Set exercise: Gather every line from the entries below that includes "icon".

Raw records:
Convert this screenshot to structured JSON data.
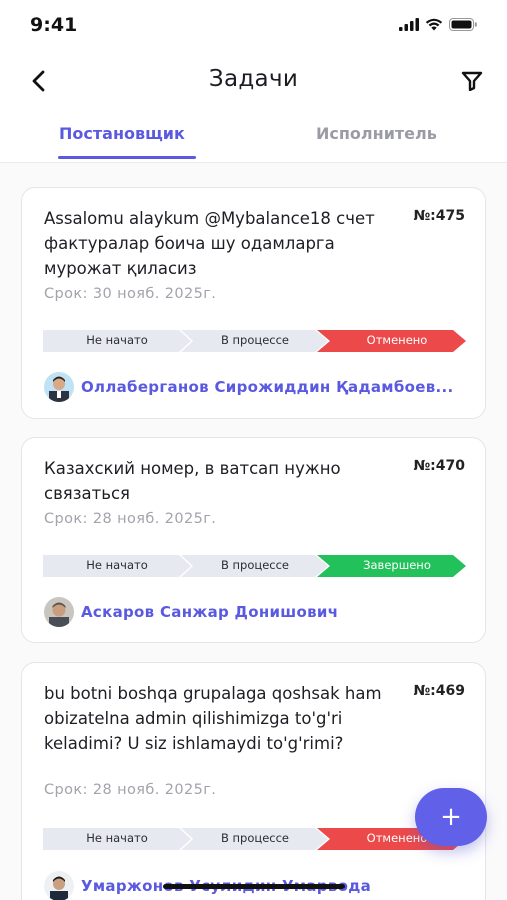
{
  "status_bar": {
    "time": "9:41"
  },
  "header": {
    "title": "Задачи",
    "back_icon": "chevron-left-icon",
    "filter_icon": "filter-icon"
  },
  "tabs": [
    {
      "label": "Постановщик",
      "active": true
    },
    {
      "label": "Исполнитель",
      "active": false
    }
  ],
  "tasks": [
    {
      "title": "Assalomu alaykum @Mybalance18 счет фактуралар боича шу одамларга мурожат қиласиз",
      "number": "№:475",
      "deadline": "Срок: 30 нояб. 2025г.",
      "stages": [
        "Не начато",
        "В процессе",
        "Отменено"
      ],
      "status_color": "#ec4a4a",
      "assignee": "Оллаберганов Сирожиддин Қадамбоев..."
    },
    {
      "title": "Казахский номер, в ватсап нужно связаться",
      "number": "№:470",
      "deadline": "Срок: 28 нояб. 2025г.",
      "stages": [
        "Не начато",
        "В процессе",
        "Завершено"
      ],
      "status_color": "#23c15c",
      "assignee": "Аскаров Санжар Донишович"
    },
    {
      "title": "bu botni boshqa grupalaga qoshsak ham obizatelna admin qilishimizga to'g'ri keladimi? U siz ishlamaydi to'g'rimi?",
      "number": "№:469",
      "deadline": "Срок: 28 нояб. 2025г.",
      "stages": [
        "Не начато",
        "В процессе",
        "Отменено"
      ],
      "status_color": "#ec4a4a",
      "assignee": "Умаржонов Усулидин Умарвода"
    }
  ],
  "fab": {
    "label": "+"
  },
  "colors": {
    "accent": "#5a5ae0",
    "stage_bg": "#e6eaf0",
    "cancelled": "#ec4a4a",
    "done": "#23c15c"
  }
}
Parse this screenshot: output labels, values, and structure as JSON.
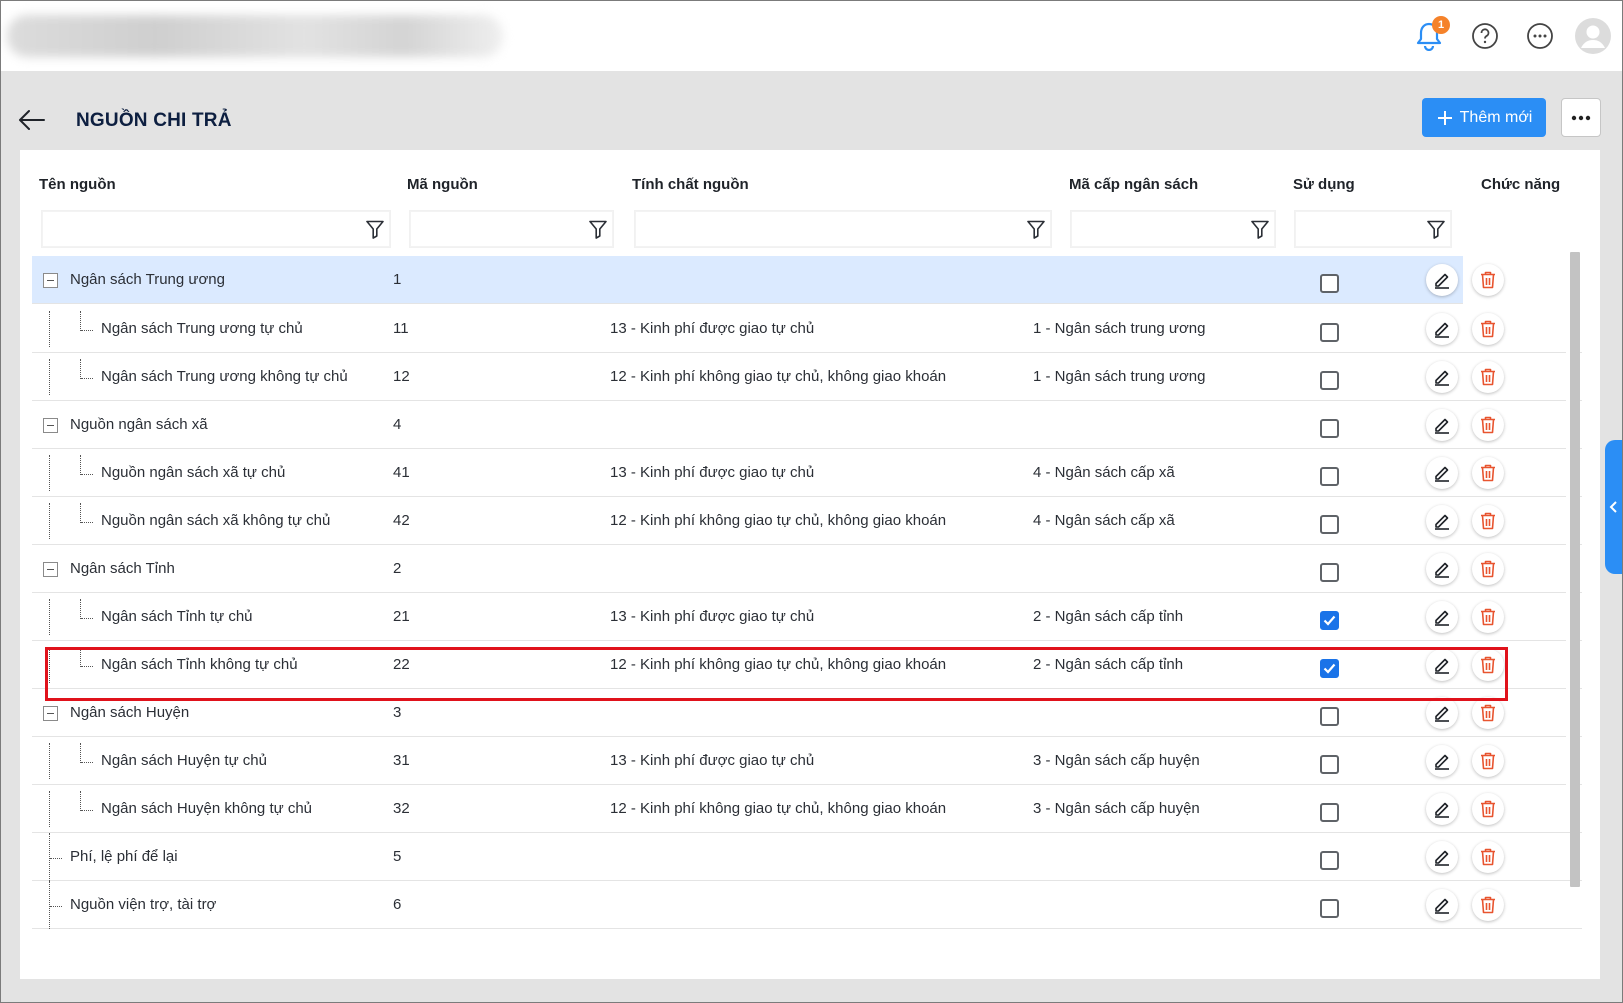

Output of the task:
    "back_icon": "chevron-left-icon",
    "filter_icon": "filter-icon"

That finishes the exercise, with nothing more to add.